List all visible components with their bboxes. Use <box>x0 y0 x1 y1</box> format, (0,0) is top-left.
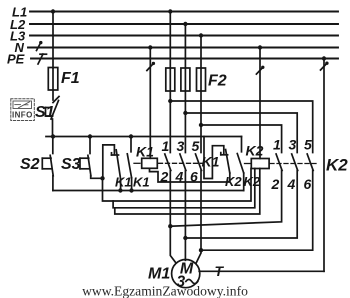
bus line L2 <box>30 23 338 25</box>
svg-text:4: 4 <box>287 176 296 192</box>
wire: motor lead U <box>170 226 176 263</box>
node: motor phase W junction <box>199 248 203 252</box>
wire: motor lead V <box>184 238 186 260</box>
mechanical linkage K1 <box>159 162 204 164</box>
wire: motor T terminal to PE drop <box>199 270 324 272</box>
node: S3 to rail <box>88 134 92 138</box>
svg-text:PE: PE <box>7 52 25 67</box>
node: L3 tap to fuse group F2 <box>199 33 203 37</box>
bus line PE <box>31 58 338 60</box>
linkage dash left of K1 coil <box>134 162 140 164</box>
node: PE tap <box>322 56 326 60</box>
control rail wire <box>46 136 242 138</box>
wire: motor lead W <box>196 250 201 263</box>
motor M1 <box>172 260 200 288</box>
node: L2 tap to fuse group F2 <box>183 22 187 26</box>
svg-text:2: 2 <box>271 176 280 192</box>
wire: L2 phase drop through fuse to contactor K1 pole 3 <box>184 24 186 153</box>
wire: K1 pole 4 output down <box>184 171 186 239</box>
rail A wire: S2 and latches bottom rail <box>53 190 244 192</box>
node: L1 tap for control circuit <box>51 9 55 13</box>
contactor K2 pole 5-6 contact <box>307 154 313 171</box>
mechanical linkage K2 <box>270 163 318 165</box>
bus line L1 <box>30 11 338 13</box>
linkage dash left of K2 coil <box>245 163 251 165</box>
wire: phase a over to K2 pole 5 <box>170 101 312 153</box>
svg-text:4: 4 <box>175 169 184 185</box>
bus line N <box>28 47 338 49</box>
svg-text:2: 2 <box>160 169 169 185</box>
contactor K2 pole 3-4 contact <box>292 154 298 171</box>
wire: K1 coil bottom to K2 aux 1 <box>150 168 230 182</box>
svg-text:INFO: INFO <box>12 111 33 120</box>
disconnect mark on K2 coil N wire <box>256 66 264 74</box>
svg-text:S2: S2 <box>20 156 40 173</box>
wire: N down to K2 coil <box>259 48 261 159</box>
bus line L3 <box>30 35 338 37</box>
wire: N down to K1 coil <box>149 48 151 159</box>
EZ INFO watermark stamp <box>11 99 35 121</box>
wire: PE down to motor terminal T <box>323 59 325 272</box>
svg-text:1: 1 <box>273 137 281 153</box>
svg-text:3: 3 <box>289 137 297 153</box>
node: N tap for K2 coil <box>258 45 262 49</box>
svg-text:T: T <box>215 263 225 279</box>
node: motor phase V junction <box>183 236 187 240</box>
node: phase tap c to K2 <box>199 123 203 127</box>
wire: L1 phase drop through fuse to contactor K1 pole 1 <box>169 12 171 153</box>
node: L1 tap to fuse group F2 <box>168 9 172 13</box>
wire: L1 down to fuse F1 <box>52 12 54 69</box>
wire: K1 pole 2 output down <box>169 171 171 227</box>
svg-text:F1: F1 <box>61 70 80 87</box>
node: K1 aux 1 to rail A <box>118 188 122 192</box>
fuse F1 <box>48 68 58 91</box>
auxiliary contact K2 aux 1 <box>221 150 230 174</box>
auxiliary contact K1 aux 1 <box>112 150 121 191</box>
wire: S3 node down to K2 coil (line 1) <box>103 169 252 202</box>
auxiliary contact K1 aux 2 <box>127 137 131 191</box>
node: motor phase U junction <box>168 224 172 228</box>
svg-text:K1: K1 <box>133 175 150 190</box>
node: S1 to rail <box>51 134 55 138</box>
node: phase tap a to K2 <box>168 99 172 103</box>
wire: crossover U to K2 pole 2 <box>170 171 281 227</box>
wire: K1 pole 6 output down <box>200 171 202 251</box>
coil K1 <box>142 158 158 168</box>
wire: crossover W to K2 pole 6 <box>201 171 313 251</box>
svg-text:S3: S3 <box>61 156 81 173</box>
disconnect mark on N drop wire <box>147 62 155 71</box>
wire: staircase line 2 to K2 coil <box>113 169 255 208</box>
node: S3 output junction <box>100 176 104 180</box>
svg-text:K2: K2 <box>326 156 348 175</box>
switch S1 (NC pushbutton) <box>46 97 60 137</box>
svg-text:5: 5 <box>304 137 312 153</box>
node: N tap for K1 coil <box>148 45 152 49</box>
node: K1 aux 2 to rail A <box>129 188 133 192</box>
svg-text:K2: K2 <box>225 174 242 189</box>
auxiliary contact K2 aux 2 <box>237 137 243 191</box>
svg-text:5: 5 <box>192 138 200 154</box>
svg-text:F2: F2 <box>208 73 227 90</box>
wire: phase b over to K2 pole 3 <box>185 113 297 153</box>
wire: staircase line 3 to K2 coil <box>115 169 260 215</box>
node: K1 aux 2 to rail <box>129 134 133 138</box>
fuse F2 pole a <box>166 68 175 91</box>
pushbutton S3 <box>80 137 103 179</box>
wire: phase c over to K2 pole 1 <box>201 125 282 153</box>
contactor K1 pole 5-6 contact <box>196 154 202 171</box>
N conductor mark <box>37 41 43 51</box>
PE conductor mark <box>38 54 47 64</box>
svg-text:S1: S1 <box>35 104 55 121</box>
svg-text:K2: K2 <box>246 143 264 159</box>
fuse F2 pole b <box>181 68 190 91</box>
contactor K2 pole 1-2 contact <box>276 154 282 171</box>
wire: crossover V to K2 pole 4 <box>185 171 297 239</box>
svg-text:6: 6 <box>190 169 198 185</box>
svg-text:www.EgzaminZawodowy.info: www.EgzaminZawodowy.info <box>82 284 248 298</box>
node: phase tap b to K2 <box>183 111 187 115</box>
wire: S3 node up and over to K1 aux 1 <box>103 145 115 178</box>
contactor K1 pole 3-4 contact <box>180 154 186 171</box>
svg-text:K1: K1 <box>136 144 154 160</box>
wire: L3 phase drop through fuse to contactor K1 pole 5 <box>200 36 202 153</box>
svg-text:M1: M1 <box>148 266 170 283</box>
disconnect mark on PE drop wire <box>321 62 329 71</box>
svg-text:K1: K1 <box>115 175 132 190</box>
svg-text:3: 3 <box>177 138 185 154</box>
svg-text:K2: K2 <box>244 174 261 189</box>
fuse F2 pole c <box>197 68 206 91</box>
contactor K1 pole 1-2 contact <box>165 154 171 171</box>
svg-text:1: 1 <box>162 138 170 154</box>
coil K2 <box>251 159 269 169</box>
svg-text:6: 6 <box>304 176 312 192</box>
pushbutton S2 <box>42 137 53 191</box>
wire: fuse F1 to switch S1 <box>52 90 54 100</box>
wire: rail U-dip to K2 aux 1 top <box>204 137 224 179</box>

◆ PROBLEM STATEMENT: Write every row above as a JSON list of strings, one string per line, skipping blank lines and leaving the pictures out.

◆ WRITTEN RESPONSE:
[
  "List all visible components with their bboxes. Use <box>x0 y0 x1 y1</box> format, (0,0) is top-left.",
  "bus line L2 <box>30 23 338 25</box>",
  "svg-text:4: 4 <box>287 176 296 192</box>",
  "wire: motor lead U <box>170 226 176 263</box>",
  "node: motor phase W junction <box>199 248 203 252</box>",
  "wire: motor lead V <box>184 238 186 260</box>",
  "mechanical linkage K1 <box>159 162 204 164</box>",
  "wire: motor T terminal to PE drop <box>199 270 324 272</box>",
  "node: S3 to rail <box>88 134 92 138</box>",
  "svg-text:PE: PE <box>7 52 25 67</box>",
  "node: L3 tap to fuse group F2 <box>199 33 203 37</box>",
  "bus line PE <box>31 58 338 60</box>",
  "linkage dash left of K1 coil <box>134 162 140 164</box>",
  "node: PE tap <box>322 56 326 60</box>",
  "control rail wire <box>46 136 242 138</box>",
  "wire: motor lead W <box>196 250 201 263</box>",
  "motor M1 <box>172 260 200 288</box>",
  "node: L2 tap to fuse group F2 <box>183 22 187 26</box>",
  "svg-text:2: 2 <box>271 176 280 192</box>",
  "wire: L2 phase drop through fuse to contactor K1 pole 3 <box>184 24 186 153</box>",
  "wire: K1 pole 4 output down <box>184 171 186 239</box>",
  "rail A wire: S2 and latches bottom rail <box>53 190 244 192</box>",
  "node: L1 tap for control circuit <box>51 9 55 13</box>",
  "contactor K2 pole 5-6 contact <box>307 154 313 171</box>",
  "mechanical linkage K2 <box>270 163 318 165</box>",
  "bus line L1 <box>30 11 338 13</box>",
  "linkage dash left of K2 coil <box>245 163 251 165</box>",
  "wire: phase a over to K2 pole 5 <box>170 101 312 153</box>",
  "svg-text:4: 4 <box>175 169 184 185</box>",
  "bus line N <box>28 47 338 49</box>",
  "svg-text:2: 2 <box>160 169 169 185</box>",
  "contactor K2 pole 3-4 contact <box>292 154 298 171</box>",
  "wire: K1 coil bottom to K2 aux 1 <box>150 168 230 182</box>",
  "svg-text:INFO: INFO <box>12 111 33 120</box>",
  "disconnect mark on K2 coil N wire <box>256 66 264 74</box>",
  "svg-text:S2: S2 <box>20 156 40 173</box>",
  "wire: N down to K2 coil <box>259 48 261 159</box>",
  "bus line L3 <box>30 35 338 37</box>",
  "wire: N down to K1 coil <box>149 48 151 159</box>",
  "EZ INFO watermark stamp <box>11 99 35 121</box>",
  "wire: PE down to motor terminal T <box>323 59 325 272</box>",
  "svg-text:1: 1 <box>273 137 281 153</box>",
  "svg-text:3: 3 <box>289 137 297 153</box>",
  "node: N tap for K2 coil <box>258 45 262 49</box>",
  "svg-text:T: T <box>215 263 225 279</box>",
  "node: motor phase V junction <box>183 236 187 240</box>",
  "node: phase tap c to K2 <box>199 123 203 127</box>",
  "wire: L1 phase drop through fuse to contactor K1 pole 1 <box>169 12 171 153</box>",
  "node: L1 tap to fuse group F2 <box>168 9 172 13</box>",
  "wire: L1 down to fuse F1 <box>52 12 54 69</box>",
  "wire: K1 pole 2 output down <box>169 171 171 227</box>",
  "svg-text:F1: F1 <box>61 70 80 87</box>",
  "node: K1 aux 1 to rail A <box>118 188 122 192</box>",
  "fuse F1 <box>48 68 58 91</box>",
  "auxiliary contact K2 aux 1 <box>221 150 230 174</box>",
  "auxiliary contact K1 aux 1 <box>112 150 121 191</box>",
  "wire: S3 node down to K2 coil (line 1) <box>103 169 252 202</box>",
  "auxiliary contact K1 aux 2 <box>127 137 131 191</box>",
  "node: motor phase U junction <box>168 224 172 228</box>",
  "svg-text:K1: K1 <box>133 175 150 190</box>",
  "node: S1 to rail <box>51 134 55 138</box>",
  "node: phase tap a to K2 <box>168 99 172 103</box>",
  "wire: crossover U to K2 pole 2 <box>170 171 281 227</box>",
  "wire: K1 pole 6 output down <box>200 171 202 251</box>",
  "coil K1 <box>142 158 158 168</box>",
  "wire: crossover W to K2 pole 6 <box>201 171 313 251</box>",
  "svg-text:S3: S3 <box>61 156 81 173</box>",
  "disconnect mark on N drop wire <box>147 62 155 71</box>",
  "wire: staircase line 2 to K2 coil <box>113 169 255 208</box>",
  "node: S3 output junction <box>100 176 104 180</box>",
  "svg-text:K2: K2 <box>326 156 348 175</box>",
  "switch S1 (NC pushbutton) <box>46 97 60 137</box>",
  "svg-text:5: 5 <box>304 137 312 153</box>",
  "node: N tap for K1 coil <box>148 45 152 49</box>",
  "node: K1 aux 2 to rail A <box>129 188 133 192</box>",
  "svg-text:K2: K2 <box>225 174 242 189</box>",
  "auxiliary contact K2 aux 2 <box>237 137 243 191</box>",
  "svg-text:5: 5 <box>192 138 200 154</box>",
  "svg-text:F2: F2 <box>208 73 227 90</box>",
  "wire: phase b over to K2 pole 3 <box>185 113 297 153</box>",
  "wire: staircase line 3 to K2 coil <box>115 169 260 215</box>",
  "node: K1 aux 2 to rail <box>129 134 133 138</box>",
  "fuse F2 pole a <box>166 68 175 91</box>",
  "pushbutton S3 <box>80 137 103 179</box>",
  "wire: phase c over to K2 pole 1 <box>201 125 282 153</box>",
  "contactor K1 pole 5-6 contact <box>196 154 202 171</box>",
  "N conductor mark <box>37 41 43 51</box>",
  "PE conductor mark <box>38 54 47 64</box>",
  "svg-text:S1: S1 <box>35 104 55 121</box>",
  "svg-text:K2: K2 <box>246 143 264 159</box>",
  "fuse F2 pole b <box>181 68 190 91</box>",
  "contactor K2 pole 1-2 contact <box>276 154 282 171</box>",
  "wire: crossover V to K2 pole 4 <box>185 171 297 239</box>",
  "svg-text:6: 6 <box>190 169 198 185</box>",
  "svg-text:www.EgzaminZawodowy.info: www.EgzaminZawodowy.info <box>82 284 248 298</box>",
  "node: phase tap b to K2 <box>183 111 187 115</box>",
  "wire: S3 node up and over to K1 aux 1 <box>103 145 115 178</box>",
  "contactor K1 pole 3-4 contact <box>180 154 186 171</box>",
  "svg-text:K1: K1 <box>136 144 154 160</box>",
  "wire: L3 phase drop through fuse to contactor K1 pole 5 <box>200 36 202 153</box>",
  "svg-text:M1: M1 <box>148 266 170 283</box>",
  "disconnect mark on PE drop wire <box>321 62 329 71</box>",
  "svg-text:K1: K1 <box>115 175 132 190</box>",
  "svg-text:3: 3 <box>177 138 185 154</box>",
  "svg-text:K2: K2 <box>244 174 261 189</box>",
  "fuse F2 pole c <box>197 68 206 91</box>",
  "contactor K1 pole 1-2 contact <box>165 154 171 171</box>",
  "svg-text:1: 1 <box>162 138 170 154</box>",
  "coil K2 <box>251 159 269 169</box>",
  "svg-text:6: 6 <box>304 176 312 192</box>",
  "pushbutton S2 <box>42 137 53 191</box>",
  "wire: fuse F1 to switch S1 <box>52 90 54 100</box>",
  "wire: rail U-dip to K2 aux 1 top <box>204 137 224 179</box>"
]